--- Given instruction A ---
Replace "tile-grid" with "floor-grid" in the records, and give back only the lines from the one containing "aj-marker-garage-left: AJ [55, 25, 65, 35]" up to and including the one containing "areas-row-name: PORCH [523, 111, 607, 124]", with everything else unchanged.

Re: [LKP] [ext4] 05c2c00f37: aim7.jobs-per-min -11.8% regression

From: Jan Kara
Date: Tue May 25 2021 - 05:22:31 EST


On Fri 21-05-21 12:42:16, Theodore Y. Ts'o wrote:
> On Fri, May 21, 2021 at 11:27:30AM +0200, Jan Kara wrote:
> >
> > OK, thanks for testing. So the orphan code is indeed the likely cause of
> > this regression but I probably did not guess correctly what is the
> > contention point there. Then I guess I need to reproduce and do more
> > digging why the contention happens...
>
> Hmm... what if we only recalculate the superblock checksum when we do
> a commit, via the callback function from the jbd2 layer to file
> system?

--- Source data ---
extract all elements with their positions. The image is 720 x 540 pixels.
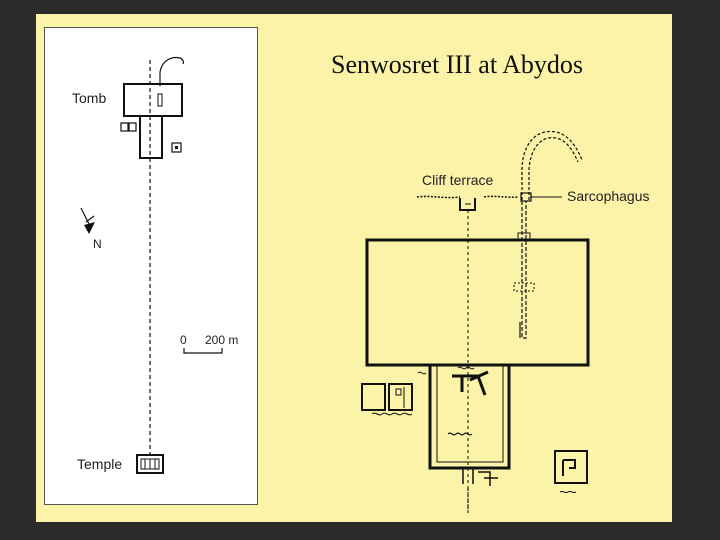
tomb-label: Tomb (72, 90, 107, 106)
lower-enclosure (428, 365, 511, 470)
left-building-2 (388, 383, 413, 411)
left-building-1 (361, 383, 386, 411)
water-mark-1 (447, 432, 473, 436)
main-rectangle (365, 238, 590, 367)
tomb-enclosure-marker (171, 142, 182, 153)
site-map-panel (44, 27, 258, 505)
tomb-small-building-1 (120, 122, 129, 132)
entrance-structure (452, 370, 489, 396)
tomb-sarcophagus-curve (159, 56, 184, 86)
cliff-terrace-line (416, 195, 519, 199)
right-building (554, 450, 588, 484)
cliff-terrace-label: Cliff terrace (422, 172, 494, 188)
temple-label: Temple (77, 456, 123, 472)
north-label: N (93, 237, 102, 251)
tomb-corridor (139, 116, 163, 159)
scale-zero-label: 0 (180, 333, 187, 347)
sarcophagus-passage-outer (528, 137, 579, 200)
tomb-small-building-2 (128, 122, 137, 132)
detail-plan (361, 130, 590, 515)
tomb-outline (123, 83, 183, 117)
sarcophagus-label: Sarcophagus (567, 188, 650, 204)
tomb-shaft (157, 93, 163, 107)
inner-chamber (513, 282, 535, 292)
sarcophagus-passage-inner (521, 130, 583, 200)
site-map (80, 56, 223, 474)
inner-shaft (521, 201, 527, 339)
temple-outline (136, 454, 164, 474)
north-arrow-head (84, 222, 95, 234)
right-building-base (559, 490, 577, 494)
water-mark-3 (457, 366, 475, 370)
left-buildings-base (371, 412, 413, 416)
scale-distance-label: 200 m (205, 333, 239, 347)
gate-structure (462, 468, 498, 486)
water-mark-2 (417, 371, 427, 375)
scale-bar (183, 348, 223, 354)
slide-title: Senwosret III at Abydos (331, 50, 584, 79)
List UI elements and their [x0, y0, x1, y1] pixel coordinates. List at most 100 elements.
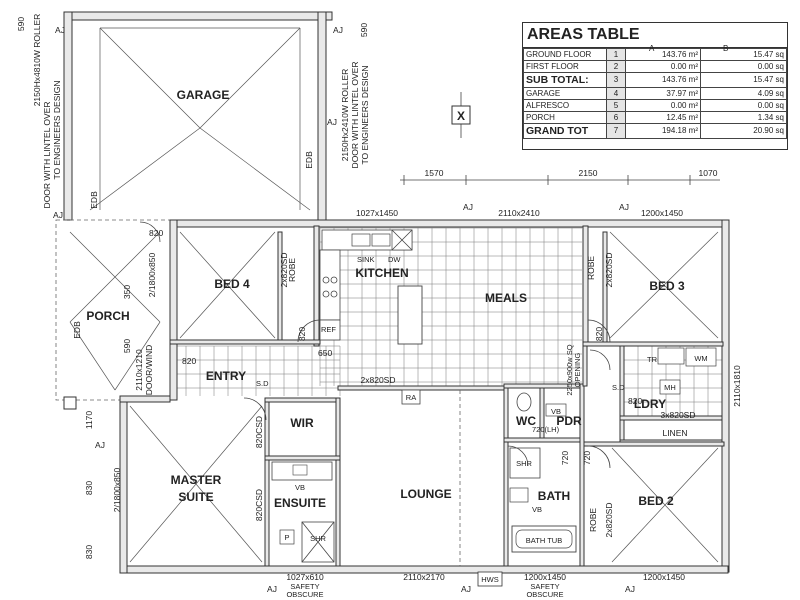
aj-marker-garage-left: AJ [55, 25, 65, 35]
room-label-ensuite: ENSUITE [274, 496, 326, 510]
room-label-lounge: LOUNGE [400, 487, 451, 501]
kitchen-meals-tile-grid [319, 227, 582, 386]
areas-row-name: PORCH [523, 111, 607, 124]
aj-marker-bottom-3: AJ [625, 584, 635, 594]
robe-label-bed4: ROBE [287, 258, 297, 282]
door-720-bath: 720 [560, 451, 570, 465]
areas-row-value-b: 4.09 sq [700, 87, 787, 100]
door-wind-note-2: DOOR/WIND [144, 345, 154, 396]
bottom-annotations: 1027x610 SAFETY OBSCURE 2110x2170 HWS 12… [267, 571, 685, 599]
areas-row-number: 4 [606, 87, 626, 100]
room-label-bath: BATH [538, 489, 570, 503]
bedroom-diagonals [129, 231, 719, 566]
garage-top-wall [63, 11, 333, 21]
aj-marker-top-2: AJ [619, 202, 629, 212]
aj-marker-garage-right: AJ [333, 25, 343, 35]
dim-590-porch: 590 [122, 339, 132, 353]
fixture-hws: HWS [481, 575, 499, 584]
areas-row-value-a: 37.97 m² [625, 87, 701, 100]
areas-row-value-b: 1.34 sq [700, 111, 787, 124]
dim-right-590-top: 590 [359, 23, 369, 37]
areas-row-value-b: 20.90 sq [700, 123, 787, 139]
aj-marker-bottom-2: AJ [461, 584, 471, 594]
dim-top-1570: 1570 [425, 168, 444, 178]
door-wind-note-1: 2110x1210 [134, 349, 144, 391]
dim-left-830-1: 830 [84, 481, 94, 495]
areas-row-number: 7 [606, 123, 626, 139]
areas-row-name: GROUND FLOOR [523, 48, 607, 61]
areas-row-name: SUB TOTAL: [523, 72, 607, 88]
door-820-entry: 820 [182, 356, 196, 366]
robe-label-bed3: ROBE [586, 256, 596, 280]
porch-area: PORCH EDB 350 590 2/1800x850 2110x1210 D… [53, 210, 175, 450]
sd-marker-entry: S.D [256, 379, 269, 388]
room-label-garage: GARAGE [177, 88, 230, 102]
dim-1170: 1170 [84, 411, 94, 430]
laundry-fixtures: TR WM MH 3x820SD 2250x900w SQ OPENING [565, 344, 717, 420]
areas-row-value-b: 0.00 sq [700, 60, 787, 73]
areas-table-title-text: AREAS TABLE [527, 26, 640, 43]
room-label-master: MASTER [171, 473, 222, 487]
fixture-bath-tub: BATH TUB [526, 536, 562, 545]
wet-area-fixtures: VB SHR P SHR VB BATH TUB VB 720(LH) [271, 392, 577, 563]
door-820-bed3: 820 [594, 327, 604, 341]
room-label-pdr: PDR [556, 414, 582, 428]
dim-350: 350 [122, 285, 132, 299]
door-820-porch: 820 [149, 228, 163, 238]
wir-door: 820CSD [254, 416, 264, 448]
laundry-sd-note: 3x820SD [661, 410, 696, 420]
ensuite-door: 820CSD [254, 489, 264, 521]
areas-row-name: GARAGE [523, 87, 607, 100]
safety-2b: OBSCURE [526, 590, 563, 599]
garage-door-note-right-3: TO ENGINEERS DESIGN [360, 65, 370, 164]
window-right: 2110x1810 [732, 365, 742, 407]
room-label-linen: LINEN [662, 428, 687, 438]
interior-walls [169, 225, 725, 567]
areas-row-value-b: 15.47 sq [700, 72, 787, 88]
window-top-2: 2110x2410 [498, 208, 540, 218]
window-bottom-1: 1027x610 [286, 572, 324, 582]
aj-marker-porch-bottom: AJ [95, 440, 105, 450]
areas-table-title: AREAS TABLE A B [523, 23, 787, 53]
opening-note-1: 2250x900w SQ [565, 344, 574, 395]
areas-row-value-a: 143.76 m² [625, 72, 701, 88]
dim-top-2150: 2150 [579, 168, 598, 178]
door-820-bed4: 820 [297, 327, 307, 341]
room-label-wc: WC [516, 414, 536, 428]
robe-door-bed4: 2x820SD [279, 253, 289, 288]
aj-marker-garage-right-2: AJ [327, 117, 337, 127]
robe-door-bed3: 2x820SD [604, 253, 614, 288]
window-master: 2/1800x850 [112, 468, 122, 513]
window-bottom-3: 1200x1450 [524, 572, 566, 582]
garage-left-wall [63, 11, 73, 221]
kitchen-fixtures: SINK DW KITCHEN REF [319, 229, 423, 345]
room-label-bed4: BED 4 [214, 277, 250, 291]
x-marker: X [451, 92, 471, 138]
dim-left-590-top: 590 [16, 17, 26, 31]
safety-1a: SAFETY [290, 582, 319, 591]
areas-row-number: 2 [606, 60, 626, 73]
opening-note-2: OPENING [573, 353, 582, 388]
fixture-vb-pdr: VB [551, 407, 561, 416]
garage-door-note-right-1: 2150Hx2410W ROLLER [340, 69, 350, 162]
areas-col-a-header: A [649, 44, 655, 53]
areas-col-b-header: B [723, 44, 729, 53]
areas-row-value-a: 194.18 m² [625, 123, 701, 139]
aj-marker-porch: AJ [53, 210, 63, 220]
fixture-vb-ensuite: VB [295, 483, 305, 492]
x-marker-label: X [457, 109, 465, 123]
garage-door-note-right-2: DOOR WITH LINTEL OVER [350, 62, 360, 169]
garage-right-wall [317, 11, 327, 221]
window-top-3: 1200x1450 [641, 208, 683, 218]
aj-marker-bottom-1: AJ [267, 584, 277, 594]
areas-row-value-a: 143.76 m² [625, 48, 701, 61]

--- Given instruction B ---
Continue the email about the ext4 aim7 regression from where it stops.

--- Task output A ---
aj-marker-garage-left: AJ [55, 25, 65, 35]
room-label-ensuite: ENSUITE [274, 496, 326, 510]
room-label-lounge: LOUNGE [400, 487, 451, 501]
kitchen-meals-floor-grid [319, 227, 582, 386]
areas-row-name: PORCH [523, 111, 607, 124]

--- Task output B ---
I actually have to check whether the regression is there because of the
additional locking of the buffer_head (because that's the only thing that
was added to that code in fact, adding some atomic instructions, bouncing
another cacheline) or because of the checksum computation that moved from
ext4_handle_dirty_super() closer to actual superblock update under those
locks.

If the problem is indeed just the checksum computation under all those
locks, we can move that to transaction commit time (using the t_frozen
trigger - ocfs2 uses that for all metadata checksumming). But then we have
to be very careful with unjournaled sb updates that can be running in
parallel with the journaled ones because once you drop buffer lock, sb can
get clobbered and checksum invalidated. Also there's the question what to
do with nojournal mode - probably we would have to keep separate set of
places recomputing checksums just for nojournal mode which is quite error
prone but if it's just for sb, I guess it's manageable.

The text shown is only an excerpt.